**REQUIRED ACTION:** In the records below, count every line that includes the word "Lucie". Provide the total alone.

**GIVEN RECORDS:**
--- START ---

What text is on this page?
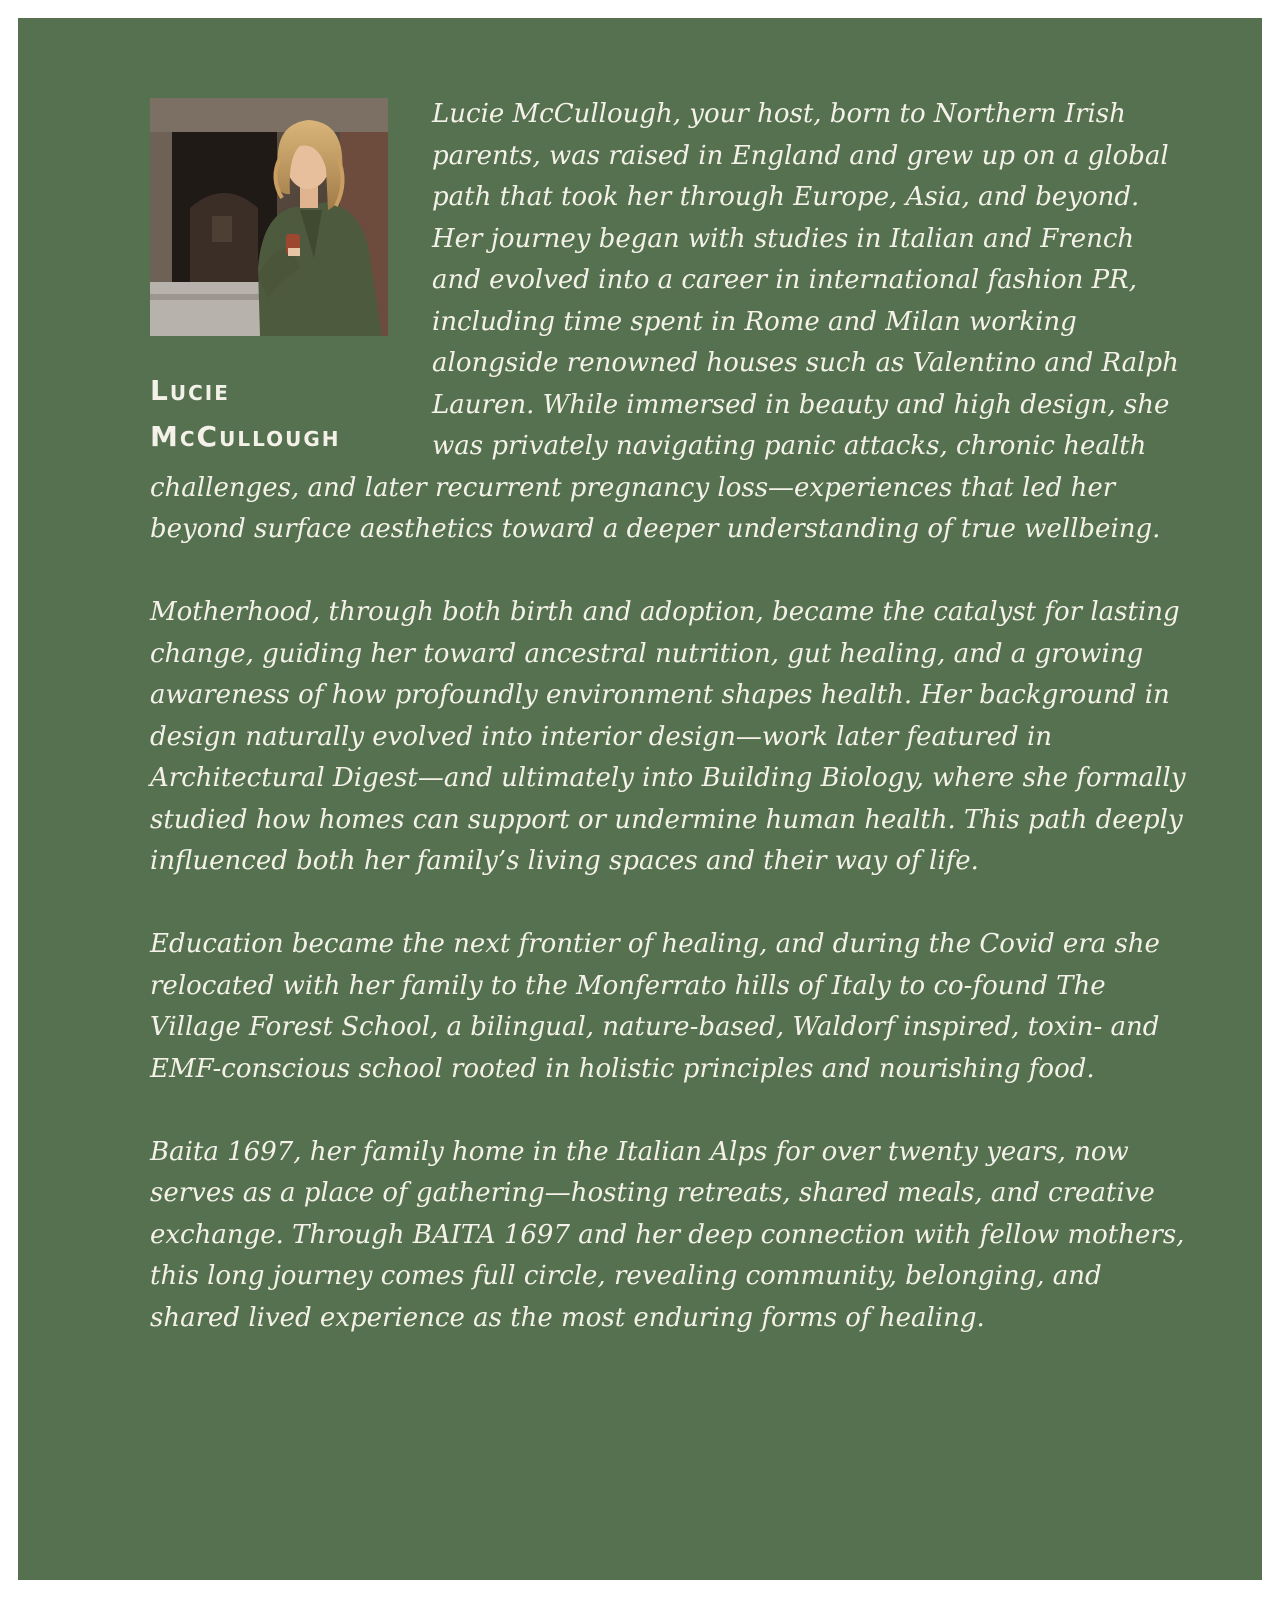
Lucie
McCullough

Lucie McCullough, your host, born to Northern Irish parents, was raised in England and grew up on a global path that took her through Europe, Asia, and beyond. Her journey began with studies in Italian and French and evolved into a career in international fashion PR, including time spent in Rome and Milan working alongside renowned houses such as Valentino and Ralph Lauren. While immersed in beauty and high design, she was privately navigating panic attacks, chronic health challenges, and later recurrent pregnancy loss—experiences that led her beyond surface aesthetics toward a deeper understanding of true wellbeing.

Motherhood, through both birth and adoption, became the catalyst for lasting change, guiding her toward ancestral nutrition, gut healing, and a growing awareness of how profoundly environment shapes health. Her background in design naturally evolved into interior design—work later featured in Architectural Digest—and ultimately into Building Biology, where she formally studied how homes can support or undermine human health. This path deeply influenced both her family’s living spaces and their way of life.

Education became the next frontier of healing, and during the Covid era she relocated with her family to the Monferrato hills of Italy to co-found The Village Forest School, a bilingual, nature-based, Waldorf inspired, toxin- and EMF-conscious school rooted in holistic principles and nourishing food.

Baita 1697, her family home in the Italian Alps for over twenty years, now serves as a place of gathering—hosting retreats, shared meals, and creative exchange. Through BAITA 1697 and her deep connection with fellow mothers, this long journey comes full circle, revealing community, belonging, and shared lived experience as the most enduring forms of healing.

--- END ---

**RESPONSE BOX:** 2